** start **

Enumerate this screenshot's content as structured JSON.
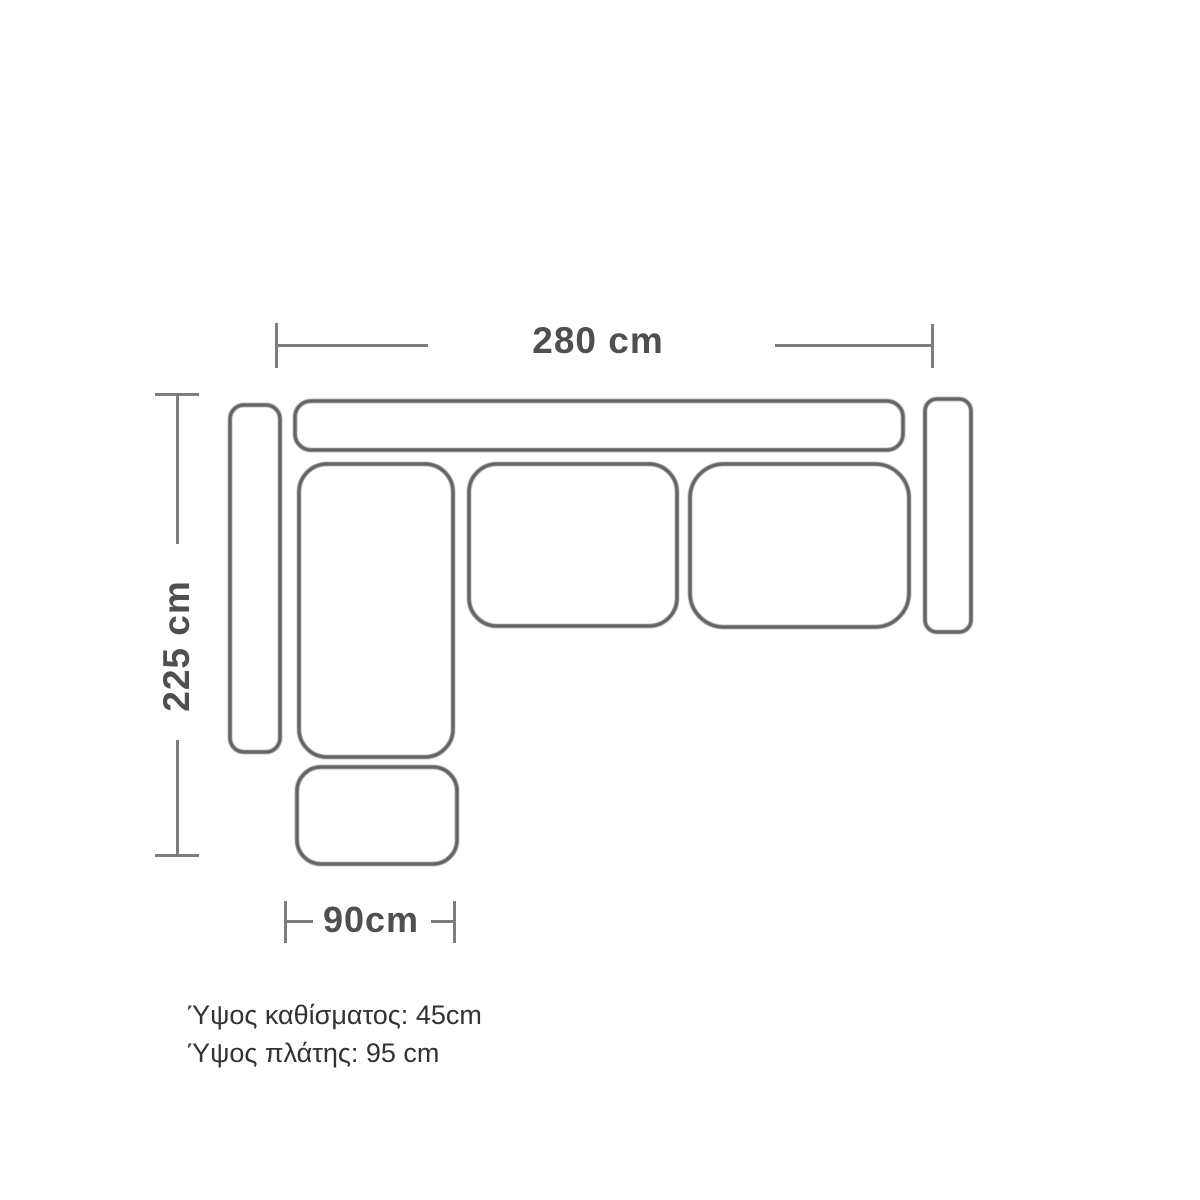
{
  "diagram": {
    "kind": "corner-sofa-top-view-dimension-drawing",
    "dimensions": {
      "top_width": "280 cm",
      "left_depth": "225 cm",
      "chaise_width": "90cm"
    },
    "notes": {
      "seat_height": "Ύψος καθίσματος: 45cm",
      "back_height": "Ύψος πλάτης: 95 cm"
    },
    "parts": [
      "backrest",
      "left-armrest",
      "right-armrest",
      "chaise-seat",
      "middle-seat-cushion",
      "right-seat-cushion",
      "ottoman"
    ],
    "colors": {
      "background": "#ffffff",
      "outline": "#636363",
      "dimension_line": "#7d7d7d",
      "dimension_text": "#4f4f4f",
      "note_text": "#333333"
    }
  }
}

** end **
** start **

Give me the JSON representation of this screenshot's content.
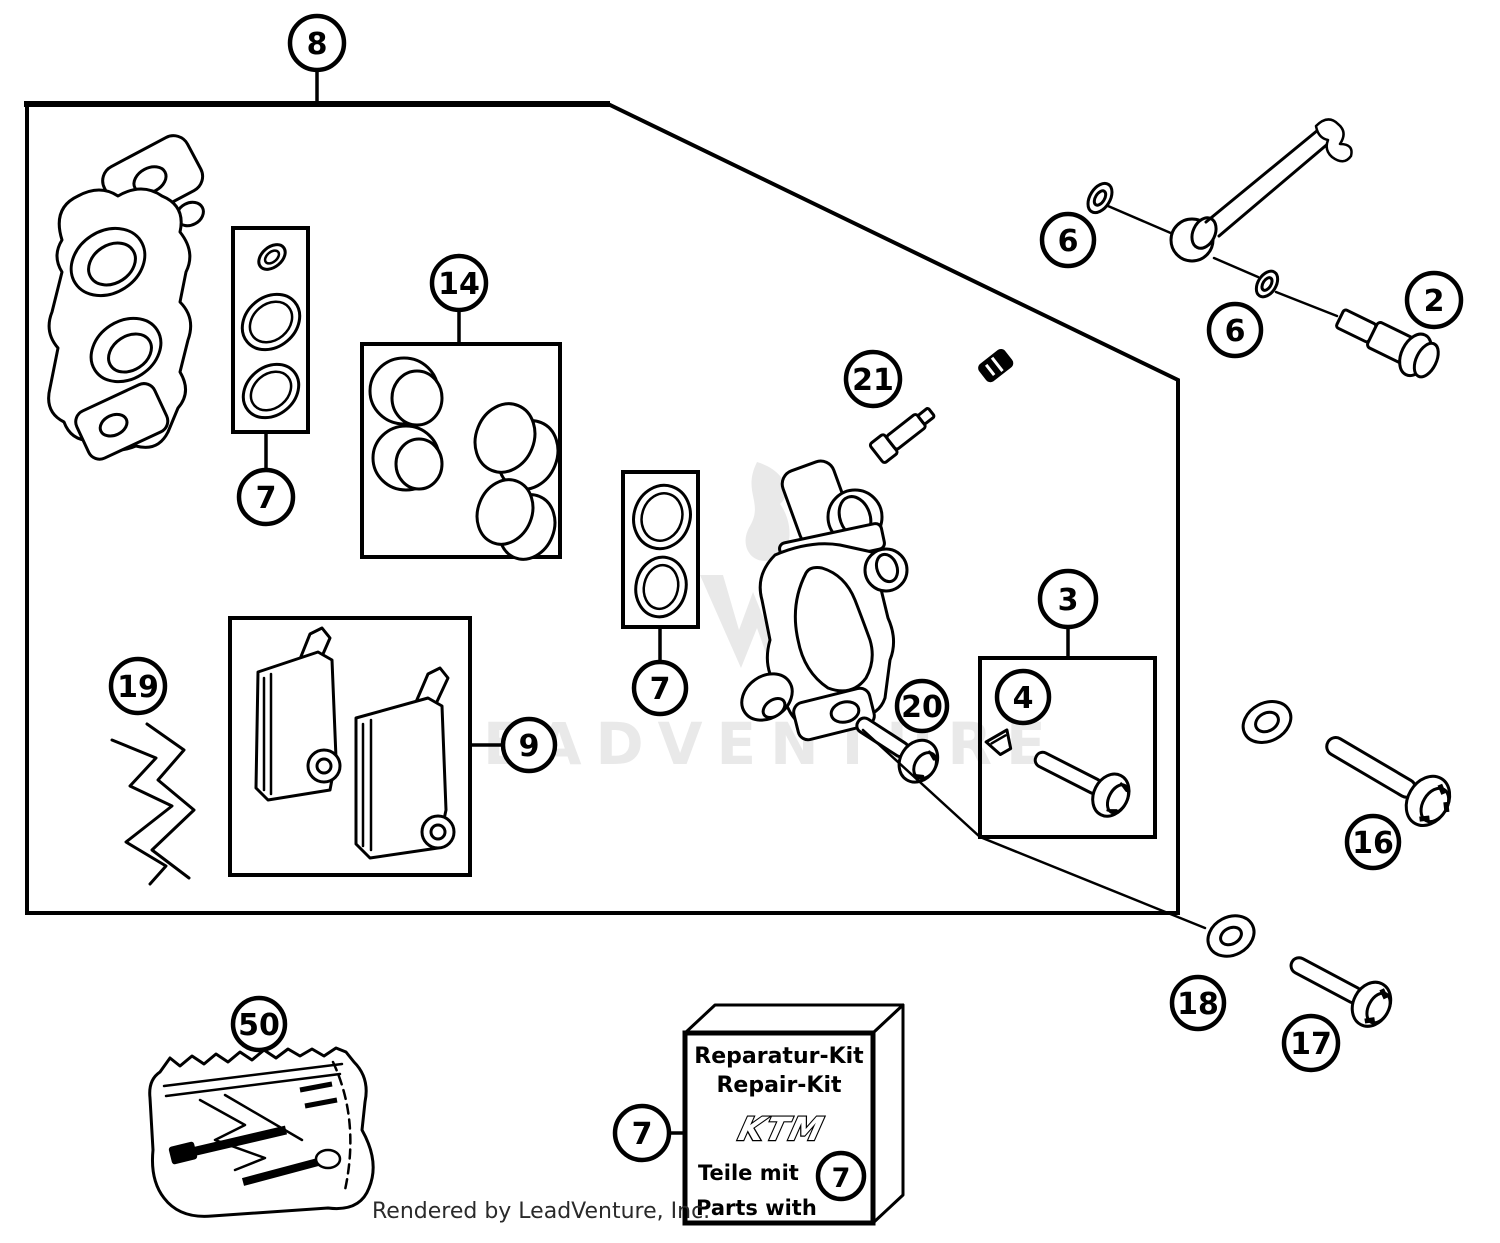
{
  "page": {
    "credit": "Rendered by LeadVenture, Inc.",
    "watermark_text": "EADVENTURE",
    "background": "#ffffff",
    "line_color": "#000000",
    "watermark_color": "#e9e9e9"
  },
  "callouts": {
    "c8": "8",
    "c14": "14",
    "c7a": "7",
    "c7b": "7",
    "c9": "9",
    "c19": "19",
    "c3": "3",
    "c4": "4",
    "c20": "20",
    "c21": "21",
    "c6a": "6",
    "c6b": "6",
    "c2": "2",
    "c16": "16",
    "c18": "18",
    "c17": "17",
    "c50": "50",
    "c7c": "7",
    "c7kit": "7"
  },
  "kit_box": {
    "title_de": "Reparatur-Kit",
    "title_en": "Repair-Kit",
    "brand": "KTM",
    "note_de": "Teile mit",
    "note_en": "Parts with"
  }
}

** end **
** start **

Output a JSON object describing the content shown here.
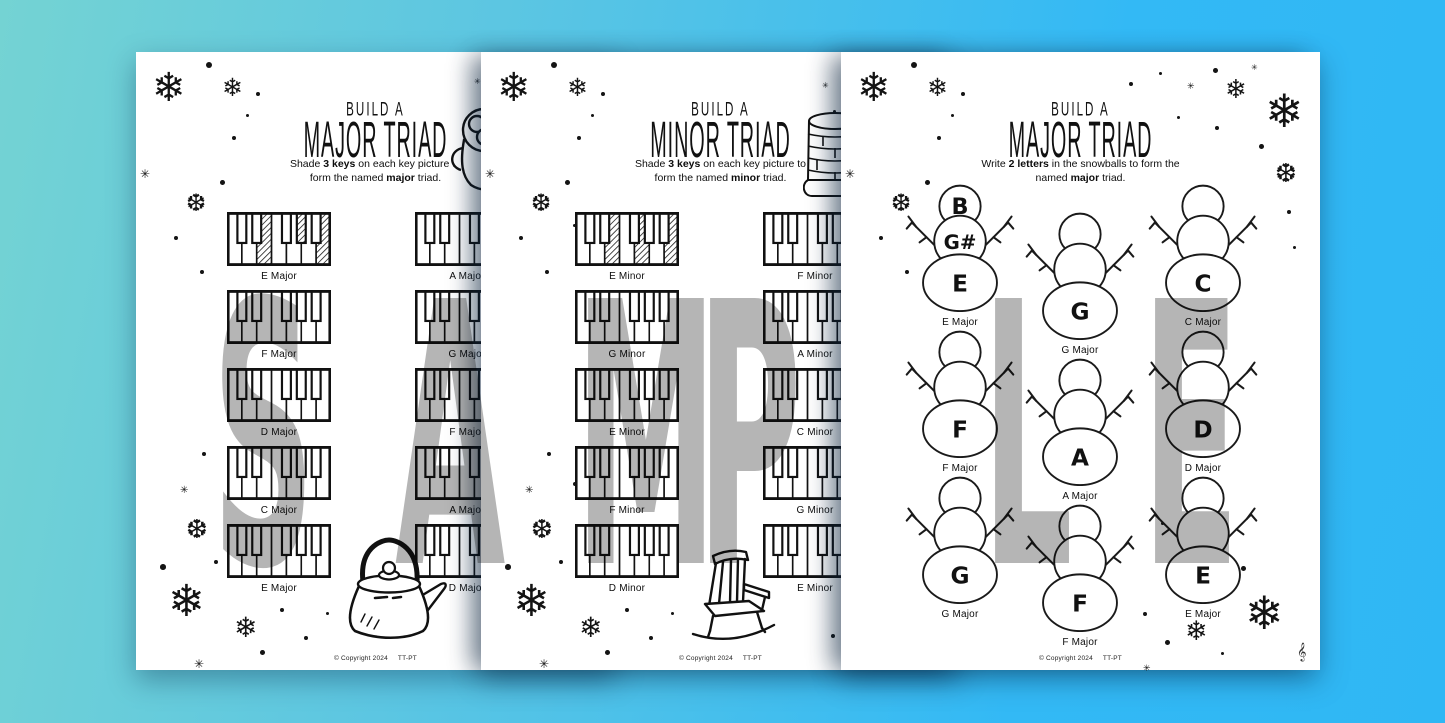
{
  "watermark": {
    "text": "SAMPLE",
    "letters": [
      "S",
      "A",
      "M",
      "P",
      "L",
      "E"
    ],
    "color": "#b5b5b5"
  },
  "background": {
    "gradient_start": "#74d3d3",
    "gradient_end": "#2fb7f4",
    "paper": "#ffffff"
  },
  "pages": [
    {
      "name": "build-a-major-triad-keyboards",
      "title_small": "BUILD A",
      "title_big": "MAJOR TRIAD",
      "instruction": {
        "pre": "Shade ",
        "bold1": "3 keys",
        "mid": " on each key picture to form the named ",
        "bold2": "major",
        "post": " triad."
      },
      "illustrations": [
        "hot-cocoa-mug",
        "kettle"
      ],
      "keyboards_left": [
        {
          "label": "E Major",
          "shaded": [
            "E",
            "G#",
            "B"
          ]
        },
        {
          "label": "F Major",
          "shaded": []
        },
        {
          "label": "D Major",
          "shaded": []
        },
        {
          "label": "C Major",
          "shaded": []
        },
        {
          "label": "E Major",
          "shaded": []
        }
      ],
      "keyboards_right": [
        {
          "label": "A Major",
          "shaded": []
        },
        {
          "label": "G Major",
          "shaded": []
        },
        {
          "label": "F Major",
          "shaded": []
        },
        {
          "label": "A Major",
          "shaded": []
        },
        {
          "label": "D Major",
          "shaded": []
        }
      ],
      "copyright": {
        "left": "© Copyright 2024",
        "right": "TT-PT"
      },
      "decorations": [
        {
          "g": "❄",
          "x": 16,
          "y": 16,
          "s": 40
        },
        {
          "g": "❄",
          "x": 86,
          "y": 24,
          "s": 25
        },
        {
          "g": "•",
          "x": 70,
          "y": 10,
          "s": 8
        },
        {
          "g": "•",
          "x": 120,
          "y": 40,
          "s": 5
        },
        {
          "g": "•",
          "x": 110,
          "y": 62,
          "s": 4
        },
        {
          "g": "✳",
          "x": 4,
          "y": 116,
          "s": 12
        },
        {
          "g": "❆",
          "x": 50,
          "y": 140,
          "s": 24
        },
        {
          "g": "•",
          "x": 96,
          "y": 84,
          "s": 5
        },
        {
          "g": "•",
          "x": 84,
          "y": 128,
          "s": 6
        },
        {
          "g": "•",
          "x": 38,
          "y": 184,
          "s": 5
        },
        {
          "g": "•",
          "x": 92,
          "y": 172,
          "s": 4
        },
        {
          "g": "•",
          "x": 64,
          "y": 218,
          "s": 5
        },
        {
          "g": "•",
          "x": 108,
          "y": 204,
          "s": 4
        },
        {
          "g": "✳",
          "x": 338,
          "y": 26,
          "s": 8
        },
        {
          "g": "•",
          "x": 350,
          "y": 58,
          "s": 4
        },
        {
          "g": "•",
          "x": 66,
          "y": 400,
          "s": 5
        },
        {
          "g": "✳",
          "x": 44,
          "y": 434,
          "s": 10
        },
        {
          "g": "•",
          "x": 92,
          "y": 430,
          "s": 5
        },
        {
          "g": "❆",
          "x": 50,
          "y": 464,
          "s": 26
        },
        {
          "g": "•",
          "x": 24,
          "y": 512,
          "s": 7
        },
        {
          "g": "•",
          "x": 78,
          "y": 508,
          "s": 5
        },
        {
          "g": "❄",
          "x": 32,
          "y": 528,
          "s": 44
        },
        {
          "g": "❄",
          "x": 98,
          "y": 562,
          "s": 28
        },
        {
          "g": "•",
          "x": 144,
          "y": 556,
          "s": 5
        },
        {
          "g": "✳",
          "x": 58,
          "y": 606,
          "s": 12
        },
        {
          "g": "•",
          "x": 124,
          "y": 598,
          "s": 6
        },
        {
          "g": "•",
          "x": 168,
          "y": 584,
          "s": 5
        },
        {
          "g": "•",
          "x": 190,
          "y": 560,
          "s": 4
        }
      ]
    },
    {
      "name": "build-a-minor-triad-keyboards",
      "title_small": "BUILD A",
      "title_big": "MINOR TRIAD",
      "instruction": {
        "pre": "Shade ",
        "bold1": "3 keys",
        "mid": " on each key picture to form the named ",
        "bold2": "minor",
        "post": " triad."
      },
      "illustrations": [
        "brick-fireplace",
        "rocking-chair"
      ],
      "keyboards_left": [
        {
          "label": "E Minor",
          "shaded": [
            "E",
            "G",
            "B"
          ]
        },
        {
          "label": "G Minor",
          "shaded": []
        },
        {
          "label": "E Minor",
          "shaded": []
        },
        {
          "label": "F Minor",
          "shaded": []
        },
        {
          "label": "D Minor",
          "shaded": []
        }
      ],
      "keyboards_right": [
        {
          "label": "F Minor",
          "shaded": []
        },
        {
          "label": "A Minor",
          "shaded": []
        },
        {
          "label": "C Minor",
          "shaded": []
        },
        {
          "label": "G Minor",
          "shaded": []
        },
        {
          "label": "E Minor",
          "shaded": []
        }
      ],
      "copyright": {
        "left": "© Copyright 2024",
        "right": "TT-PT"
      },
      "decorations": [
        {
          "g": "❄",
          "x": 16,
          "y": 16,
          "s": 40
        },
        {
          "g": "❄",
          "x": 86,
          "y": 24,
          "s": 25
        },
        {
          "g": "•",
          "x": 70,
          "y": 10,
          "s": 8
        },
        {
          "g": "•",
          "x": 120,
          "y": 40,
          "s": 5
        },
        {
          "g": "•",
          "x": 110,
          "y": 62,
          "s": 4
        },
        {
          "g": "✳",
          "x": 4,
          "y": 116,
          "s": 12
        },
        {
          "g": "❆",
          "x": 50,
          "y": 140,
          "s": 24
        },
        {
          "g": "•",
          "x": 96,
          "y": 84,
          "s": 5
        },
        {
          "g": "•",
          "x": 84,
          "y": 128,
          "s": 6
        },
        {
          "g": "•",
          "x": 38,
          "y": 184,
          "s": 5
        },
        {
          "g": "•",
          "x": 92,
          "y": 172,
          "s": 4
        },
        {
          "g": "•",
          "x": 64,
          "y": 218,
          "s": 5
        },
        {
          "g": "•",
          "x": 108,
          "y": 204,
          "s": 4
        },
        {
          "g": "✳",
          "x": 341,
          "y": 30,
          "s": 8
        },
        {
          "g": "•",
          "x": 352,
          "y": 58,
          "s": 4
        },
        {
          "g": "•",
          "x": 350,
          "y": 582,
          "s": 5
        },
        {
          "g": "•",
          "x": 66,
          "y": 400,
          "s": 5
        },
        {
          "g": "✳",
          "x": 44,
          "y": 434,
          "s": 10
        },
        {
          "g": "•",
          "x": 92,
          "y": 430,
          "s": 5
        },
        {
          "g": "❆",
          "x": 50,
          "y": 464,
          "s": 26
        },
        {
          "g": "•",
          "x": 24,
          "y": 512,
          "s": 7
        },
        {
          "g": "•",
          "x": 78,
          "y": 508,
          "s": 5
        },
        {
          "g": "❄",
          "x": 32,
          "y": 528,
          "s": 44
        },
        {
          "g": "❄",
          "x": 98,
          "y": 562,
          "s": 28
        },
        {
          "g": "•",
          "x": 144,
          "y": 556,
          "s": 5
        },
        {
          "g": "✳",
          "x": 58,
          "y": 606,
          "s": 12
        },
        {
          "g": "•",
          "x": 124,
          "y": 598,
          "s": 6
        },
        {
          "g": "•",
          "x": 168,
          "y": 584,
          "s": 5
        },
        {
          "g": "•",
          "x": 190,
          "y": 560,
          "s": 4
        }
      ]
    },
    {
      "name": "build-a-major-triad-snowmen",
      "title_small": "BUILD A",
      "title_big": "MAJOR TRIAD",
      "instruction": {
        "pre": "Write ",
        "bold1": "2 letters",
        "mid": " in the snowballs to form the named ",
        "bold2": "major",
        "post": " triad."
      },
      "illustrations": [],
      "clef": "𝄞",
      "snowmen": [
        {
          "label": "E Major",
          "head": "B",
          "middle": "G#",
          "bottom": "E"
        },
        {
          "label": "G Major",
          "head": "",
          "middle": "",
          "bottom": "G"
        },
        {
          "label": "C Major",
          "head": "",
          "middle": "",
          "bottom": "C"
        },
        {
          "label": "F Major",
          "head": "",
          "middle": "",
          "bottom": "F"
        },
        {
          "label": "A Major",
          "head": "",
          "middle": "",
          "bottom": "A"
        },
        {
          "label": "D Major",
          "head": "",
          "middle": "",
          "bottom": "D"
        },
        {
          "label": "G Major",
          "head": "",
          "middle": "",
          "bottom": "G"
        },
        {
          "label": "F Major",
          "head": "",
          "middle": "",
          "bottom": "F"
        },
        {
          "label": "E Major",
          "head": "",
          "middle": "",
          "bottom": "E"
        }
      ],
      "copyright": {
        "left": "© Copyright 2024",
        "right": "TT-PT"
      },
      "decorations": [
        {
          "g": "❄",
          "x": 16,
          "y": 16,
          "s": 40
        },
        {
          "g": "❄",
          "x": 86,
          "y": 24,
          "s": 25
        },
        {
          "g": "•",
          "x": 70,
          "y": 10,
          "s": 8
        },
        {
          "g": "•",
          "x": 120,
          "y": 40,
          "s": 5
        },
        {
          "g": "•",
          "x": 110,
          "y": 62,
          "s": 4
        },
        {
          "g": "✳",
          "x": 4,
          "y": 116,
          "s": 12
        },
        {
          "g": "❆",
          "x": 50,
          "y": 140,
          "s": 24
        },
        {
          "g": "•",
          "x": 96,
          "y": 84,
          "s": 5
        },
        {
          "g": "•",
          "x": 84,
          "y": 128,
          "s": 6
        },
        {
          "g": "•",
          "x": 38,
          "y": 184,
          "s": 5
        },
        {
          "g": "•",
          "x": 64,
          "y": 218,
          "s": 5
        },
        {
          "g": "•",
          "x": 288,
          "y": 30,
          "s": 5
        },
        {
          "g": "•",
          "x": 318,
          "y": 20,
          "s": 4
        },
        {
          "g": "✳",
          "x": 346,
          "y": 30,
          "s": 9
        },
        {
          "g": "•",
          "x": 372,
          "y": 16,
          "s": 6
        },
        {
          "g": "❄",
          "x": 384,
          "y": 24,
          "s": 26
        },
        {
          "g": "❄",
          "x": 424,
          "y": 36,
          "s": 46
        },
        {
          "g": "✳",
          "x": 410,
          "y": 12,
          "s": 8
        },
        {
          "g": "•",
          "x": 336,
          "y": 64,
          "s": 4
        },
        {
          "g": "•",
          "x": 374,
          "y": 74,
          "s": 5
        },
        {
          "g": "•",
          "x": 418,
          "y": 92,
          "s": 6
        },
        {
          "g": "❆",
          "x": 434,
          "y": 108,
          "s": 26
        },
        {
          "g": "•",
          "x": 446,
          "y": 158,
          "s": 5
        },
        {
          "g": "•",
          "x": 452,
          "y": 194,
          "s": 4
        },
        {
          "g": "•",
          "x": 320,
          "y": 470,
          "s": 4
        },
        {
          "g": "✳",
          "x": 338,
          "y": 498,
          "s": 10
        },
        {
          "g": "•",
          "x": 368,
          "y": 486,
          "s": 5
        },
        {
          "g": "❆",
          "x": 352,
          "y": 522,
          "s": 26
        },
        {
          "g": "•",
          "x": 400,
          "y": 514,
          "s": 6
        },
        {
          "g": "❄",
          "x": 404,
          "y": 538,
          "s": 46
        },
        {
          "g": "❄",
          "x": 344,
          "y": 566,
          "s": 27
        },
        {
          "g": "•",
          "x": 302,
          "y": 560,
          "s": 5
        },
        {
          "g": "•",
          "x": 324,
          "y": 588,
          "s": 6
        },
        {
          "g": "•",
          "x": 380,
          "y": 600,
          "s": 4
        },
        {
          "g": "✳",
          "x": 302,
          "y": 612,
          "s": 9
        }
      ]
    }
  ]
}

** end **

[Requirement]
Count how many lines of the data include the word "content". Your reply should be that number alone.

[Output for this exercise]
3